Tuesday 15 January 2013

Why I am a Christian (2)

The Fine Tuning of the Universe Suggests High Level Engineering, not Complete Randomness

In 2012, I jotted down all the reasons I could think of why I am a Christian. I came up with 26. I then placed them under the categories of cosmological, existential/philosophical, theological, Christological, scriptural and personal/experiential.

The first four reasons (to do with the origins of the universe, the fine tuning of the universe, the life-favouring properties of the Earth and the improbable appearance of organic matter on Earth) are cosmological in nature and they contribute to my understanding as to why I think that my belief in a creator is credible and not unreasonable. 

So this is the second of 26 reasons I am a Christian; the fine tuning of the universe points to high level engineering, not complete randomness.


What do I mean when I talk about "fine tuning" in the universe? I mean, according to the calculations of people who are clever enough to work these things out, that the cosmic physics from the very earliest moments after the Big Bang to the present day have to be incredibly precise to work at all.

For example, at the dawn of time there had to be a very, very precisely exact balance between the outward thrust of the exploding universe and the gravitational force that pulls it together.

Professor Paul Davies of Arizona State University has stated that the correlation of outward thrust and gravitational pull needed to be "accurate to a staggering one part in 10 to the power of 60. That is to say, had the explosion differed in strength at the outset by only one part in 10, 000, 000, 000, 000, 000, 000, 000, 000, 000, 000, 000, 000, 000, 000, 000, 000, 000, 000, 000, 000 [there are sixty zeros after the ten] the universe we now perceive would not exist. To give some meaning to these numbers, suppose you wanted to fire a bullet at a one-inch target on the other side of the observable universe, twenty billion light years away. Your aim would have to be accurate to that same one part in 10 to the power of 60."

That's a freakishly good shot, especially blindfolded. 

Furthermore, the density of the infant universe also had to be calibrated to an almost unimaginable exactitude.

Consider this quotation from Professor Stephen Hawking of Cambridge University: "If the density of the universe one second after the Big Bang had been greater by one part in 1, 000, 000, 000, 000 [a thousand billion], the universe would have recollapsed after ten years. On the other hand, if the density of the universe at that time had been less by the same amount, the universe would have been essentially empty since it was about ten years old. How is it that the density of the universe was chosen with such precision? Perhaps there is some reason why the universe has exactly the right density."

But it’s not just at the start of time that the sums absolutely had to add up. They had to be exactly right as time went on as well. Professor Michael Poole, of Kings College London, further underlined the incredible fine tuning needed for a viable universe by stating that gravity has to have the exact force it does have if stars (and therefore complex elements necessary for life) were ever to be created at all.

"Out of the Big Bang there came mostly the lightest gases, hydrogen and helium. These needed to be fused together to cook up the heavier elements like carbon, nitrogen and oxygen which are the building blocks of life. The high temperature, high pressure conditions found in the interior of stars provide the ovens for doing this. Some stars then blow up when they are old, scattering these heavier elements into space, eventually making up our bodies. But how do stars form in the first place? Through gravity compressing a cloud of gas, heating it in the process and igniting the nuclear fusion fires. Make gravity any weaker, and the stars will not ignite. Make it any stronger, and the stars will be so massive they will burn too fast and long-lived stars like the Sun will not exist."
-.-.-
REQUIRED TASKS
[1] Return the listing from its first line through the line containing "where-label: Where: xyxy=(308,608,384,632)", both included, reproducing each line unchanged.
[2] Carry the piece on the universe's fine tuning forward from the point where it stops.

DATA PROVIDED
-.-.-
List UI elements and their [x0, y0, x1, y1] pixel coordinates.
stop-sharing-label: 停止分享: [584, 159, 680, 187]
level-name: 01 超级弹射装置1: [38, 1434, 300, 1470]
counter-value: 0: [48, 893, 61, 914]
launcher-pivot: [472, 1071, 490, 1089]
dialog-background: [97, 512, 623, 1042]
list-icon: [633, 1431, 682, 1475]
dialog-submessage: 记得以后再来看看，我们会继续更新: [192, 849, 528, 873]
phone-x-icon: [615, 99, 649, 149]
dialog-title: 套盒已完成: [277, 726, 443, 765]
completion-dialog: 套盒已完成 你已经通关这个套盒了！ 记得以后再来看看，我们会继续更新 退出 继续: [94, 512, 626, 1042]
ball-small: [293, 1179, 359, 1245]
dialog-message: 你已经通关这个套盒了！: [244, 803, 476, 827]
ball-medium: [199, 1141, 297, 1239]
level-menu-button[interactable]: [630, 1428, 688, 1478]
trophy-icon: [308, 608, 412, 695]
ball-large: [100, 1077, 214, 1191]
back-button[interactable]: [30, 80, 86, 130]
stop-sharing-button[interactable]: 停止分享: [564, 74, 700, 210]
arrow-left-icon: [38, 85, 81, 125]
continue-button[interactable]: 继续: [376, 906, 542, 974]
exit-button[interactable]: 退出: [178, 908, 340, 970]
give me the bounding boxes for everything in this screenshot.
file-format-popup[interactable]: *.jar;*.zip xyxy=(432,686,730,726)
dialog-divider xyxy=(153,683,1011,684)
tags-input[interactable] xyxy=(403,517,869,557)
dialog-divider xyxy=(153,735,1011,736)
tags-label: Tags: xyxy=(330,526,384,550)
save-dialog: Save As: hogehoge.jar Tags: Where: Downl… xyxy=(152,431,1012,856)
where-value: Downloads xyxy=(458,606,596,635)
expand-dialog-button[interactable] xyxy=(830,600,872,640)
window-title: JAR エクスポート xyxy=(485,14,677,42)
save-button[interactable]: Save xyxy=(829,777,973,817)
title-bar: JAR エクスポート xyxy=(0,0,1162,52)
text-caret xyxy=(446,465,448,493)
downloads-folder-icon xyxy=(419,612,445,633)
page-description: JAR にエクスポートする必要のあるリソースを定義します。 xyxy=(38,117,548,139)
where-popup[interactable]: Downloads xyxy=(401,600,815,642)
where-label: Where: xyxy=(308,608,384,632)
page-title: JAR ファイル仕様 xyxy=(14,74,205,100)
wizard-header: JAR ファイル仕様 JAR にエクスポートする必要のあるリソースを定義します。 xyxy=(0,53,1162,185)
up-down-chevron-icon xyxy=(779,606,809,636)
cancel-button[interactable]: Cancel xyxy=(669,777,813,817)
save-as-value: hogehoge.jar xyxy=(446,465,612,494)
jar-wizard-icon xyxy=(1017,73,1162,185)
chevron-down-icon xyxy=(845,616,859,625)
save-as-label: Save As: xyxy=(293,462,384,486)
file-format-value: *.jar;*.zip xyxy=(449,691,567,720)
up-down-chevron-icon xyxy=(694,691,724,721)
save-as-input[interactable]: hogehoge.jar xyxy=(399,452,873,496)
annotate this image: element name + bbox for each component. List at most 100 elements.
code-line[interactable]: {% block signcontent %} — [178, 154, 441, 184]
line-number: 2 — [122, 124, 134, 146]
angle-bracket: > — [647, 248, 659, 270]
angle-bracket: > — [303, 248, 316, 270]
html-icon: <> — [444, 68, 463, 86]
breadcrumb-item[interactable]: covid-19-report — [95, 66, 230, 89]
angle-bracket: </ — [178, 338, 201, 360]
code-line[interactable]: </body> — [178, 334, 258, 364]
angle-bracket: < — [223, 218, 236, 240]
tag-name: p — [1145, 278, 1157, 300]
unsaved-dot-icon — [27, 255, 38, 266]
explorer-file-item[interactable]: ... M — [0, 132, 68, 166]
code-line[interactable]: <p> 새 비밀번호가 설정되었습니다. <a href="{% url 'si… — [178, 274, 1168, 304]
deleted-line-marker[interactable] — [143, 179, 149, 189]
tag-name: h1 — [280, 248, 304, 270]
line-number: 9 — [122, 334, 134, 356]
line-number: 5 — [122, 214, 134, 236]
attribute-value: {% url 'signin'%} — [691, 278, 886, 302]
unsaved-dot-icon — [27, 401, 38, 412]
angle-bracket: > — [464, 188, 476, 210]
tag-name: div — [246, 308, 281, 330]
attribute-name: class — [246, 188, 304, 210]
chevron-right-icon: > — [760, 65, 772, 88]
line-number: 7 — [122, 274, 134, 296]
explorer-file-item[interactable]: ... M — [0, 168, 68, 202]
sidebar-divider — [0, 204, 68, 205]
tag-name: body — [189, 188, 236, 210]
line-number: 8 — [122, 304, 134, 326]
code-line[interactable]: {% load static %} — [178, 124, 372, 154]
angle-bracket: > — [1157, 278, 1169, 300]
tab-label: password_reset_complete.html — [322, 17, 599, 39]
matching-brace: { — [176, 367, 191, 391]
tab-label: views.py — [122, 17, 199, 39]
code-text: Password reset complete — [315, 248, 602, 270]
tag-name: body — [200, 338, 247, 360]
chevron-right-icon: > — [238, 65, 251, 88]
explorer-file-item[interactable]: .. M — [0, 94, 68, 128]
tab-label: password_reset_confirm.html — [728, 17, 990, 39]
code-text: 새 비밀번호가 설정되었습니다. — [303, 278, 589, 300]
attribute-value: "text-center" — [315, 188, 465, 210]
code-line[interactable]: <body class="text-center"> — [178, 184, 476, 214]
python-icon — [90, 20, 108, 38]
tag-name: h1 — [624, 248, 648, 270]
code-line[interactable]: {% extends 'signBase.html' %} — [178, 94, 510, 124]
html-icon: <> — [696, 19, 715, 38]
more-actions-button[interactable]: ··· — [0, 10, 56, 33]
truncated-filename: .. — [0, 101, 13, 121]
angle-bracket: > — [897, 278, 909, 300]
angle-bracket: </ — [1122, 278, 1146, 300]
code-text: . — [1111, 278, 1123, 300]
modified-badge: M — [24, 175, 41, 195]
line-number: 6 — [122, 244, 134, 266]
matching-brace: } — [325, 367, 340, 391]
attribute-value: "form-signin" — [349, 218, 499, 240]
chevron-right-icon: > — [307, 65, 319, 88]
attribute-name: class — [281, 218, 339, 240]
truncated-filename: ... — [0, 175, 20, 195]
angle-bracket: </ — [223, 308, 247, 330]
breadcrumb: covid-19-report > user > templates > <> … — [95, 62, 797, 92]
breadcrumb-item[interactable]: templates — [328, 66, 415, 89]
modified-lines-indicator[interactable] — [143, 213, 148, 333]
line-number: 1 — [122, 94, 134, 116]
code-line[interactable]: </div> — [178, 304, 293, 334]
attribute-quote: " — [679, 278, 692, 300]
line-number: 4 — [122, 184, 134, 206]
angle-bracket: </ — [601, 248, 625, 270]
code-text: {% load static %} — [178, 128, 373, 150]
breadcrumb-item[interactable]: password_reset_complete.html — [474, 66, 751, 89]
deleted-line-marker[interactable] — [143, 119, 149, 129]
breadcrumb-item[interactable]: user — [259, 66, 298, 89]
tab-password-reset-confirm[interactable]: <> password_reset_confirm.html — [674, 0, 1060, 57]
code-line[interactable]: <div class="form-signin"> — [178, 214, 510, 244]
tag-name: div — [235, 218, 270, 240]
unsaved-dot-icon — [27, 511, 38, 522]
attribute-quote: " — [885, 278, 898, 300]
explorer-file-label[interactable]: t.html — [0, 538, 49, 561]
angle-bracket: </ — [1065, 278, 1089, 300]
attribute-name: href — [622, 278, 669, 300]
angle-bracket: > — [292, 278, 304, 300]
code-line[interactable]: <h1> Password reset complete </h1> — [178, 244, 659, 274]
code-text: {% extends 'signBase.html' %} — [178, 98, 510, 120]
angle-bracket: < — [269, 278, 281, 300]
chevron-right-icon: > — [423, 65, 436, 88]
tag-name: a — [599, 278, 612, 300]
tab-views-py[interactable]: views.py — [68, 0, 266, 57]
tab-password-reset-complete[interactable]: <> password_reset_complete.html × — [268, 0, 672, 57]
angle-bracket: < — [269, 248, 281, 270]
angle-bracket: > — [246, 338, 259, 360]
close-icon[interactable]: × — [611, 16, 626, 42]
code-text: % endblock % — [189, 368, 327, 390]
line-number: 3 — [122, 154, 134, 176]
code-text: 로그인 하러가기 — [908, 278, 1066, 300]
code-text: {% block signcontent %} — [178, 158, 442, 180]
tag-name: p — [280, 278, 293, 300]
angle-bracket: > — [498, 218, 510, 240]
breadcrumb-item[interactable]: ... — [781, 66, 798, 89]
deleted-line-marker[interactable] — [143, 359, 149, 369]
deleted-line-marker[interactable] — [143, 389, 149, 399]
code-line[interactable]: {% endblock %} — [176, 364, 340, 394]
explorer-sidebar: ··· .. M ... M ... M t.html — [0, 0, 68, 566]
-.-.-
OUTPUTS FOR THE TASKS
[1]
List UI elements and their [x0, y0, x1, y1] pixel coordinates.
stop-sharing-label: 停止分享: [584, 159, 680, 187]
level-name: 01 超级弹射装置1: [38, 1434, 300, 1470]
counter-value: 0: [48, 893, 61, 914]
launcher-pivot: [472, 1071, 490, 1089]
dialog-background: [97, 512, 623, 1042]
list-icon: [633, 1431, 682, 1475]
dialog-submessage: 记得以后再来看看，我们会继续更新: [192, 849, 528, 873]
phone-x-icon: [615, 99, 649, 149]
dialog-title: 套盒已完成: [277, 726, 443, 765]
completion-dialog: 套盒已完成 你已经通关这个套盒了！ 记得以后再来看看，我们会继续更新 退出 继续: [94, 512, 626, 1042]
ball-small: [293, 1179, 359, 1245]
dialog-message: 你已经通关这个套盒了！: [244, 803, 476, 827]
ball-medium: [199, 1141, 297, 1239]
level-menu-button[interactable]: [630, 1428, 688, 1478]
trophy-icon: [308, 608, 412, 695]
ball-large: [100, 1077, 214, 1191]
back-button[interactable]: [30, 80, 86, 130]
stop-sharing-button[interactable]: 停止分享: [564, 74, 700, 210]
arrow-left-icon: [38, 85, 81, 125]
continue-button[interactable]: 继续: [376, 906, 542, 974]
exit-button[interactable]: 退出: [178, 908, 340, 970]
give me the bounding boxes for everything in this screenshot.
file-format-popup[interactable]: *.jar;*.zip xyxy=(432,686,730,726)
dialog-divider xyxy=(153,683,1011,684)
tags-input[interactable] xyxy=(403,517,869,557)
dialog-divider xyxy=(153,735,1011,736)
tags-label: Tags: xyxy=(330,526,384,550)
save-dialog: Save As: hogehoge.jar Tags: Where: Downl… xyxy=(152,431,1012,856)
where-value: Downloads xyxy=(458,606,596,635)
expand-dialog-button[interactable] xyxy=(830,600,872,640)
window-title: JAR エクスポート xyxy=(485,14,677,42)
save-button[interactable]: Save xyxy=(829,777,973,817)
title-bar: JAR エクスポート xyxy=(0,0,1162,52)
text-caret xyxy=(446,465,448,493)
downloads-folder-icon xyxy=(419,612,445,633)
page-description: JAR にエクスポートする必要のあるリソースを定義します。 xyxy=(38,117,548,139)
where-popup[interactable]: Downloads xyxy=(401,600,815,642)
where-label: Where: xyxy=(308,608,384,632)

[2]
So the exact force of the outward thrust of the Big Bang, the exact density of matter in the universe and the exact strength of gravitational pull are three examples of some ultra-precise maths that have to be absolutely correct for any universe to (1) come into being and (2) continue to expand and develop.

I do not have the training or expertise to either confirm or challenge these assertions. I am a layman, not a scientist. I read them as an interested amateur - and frankly I am awed by what I read.

For some curious reason, the physics and mathematics of the creation of our universe are very, very exact and without that precision we would have no universe, no stars, no matter, no life, no anything.

In fact, there are at least six fundamental constants in the universe that are essential for carbon based life. Radio astronomer (and Nobel Laureate for Physics 1974) Antony Hewish claims that the required degree of accuracy of just one of these six constants is equivalent to getting the mix of flour and sugar right to within one grain of sugar in a cake ten times the mass of the sun.

And yet, like my first reason for being a Christian, nothing I have said thus far proves anything. But doesn't it make you pause and ask big, big questions? Can we really be products of a randomly ordered universe with no intelligence behind it at all?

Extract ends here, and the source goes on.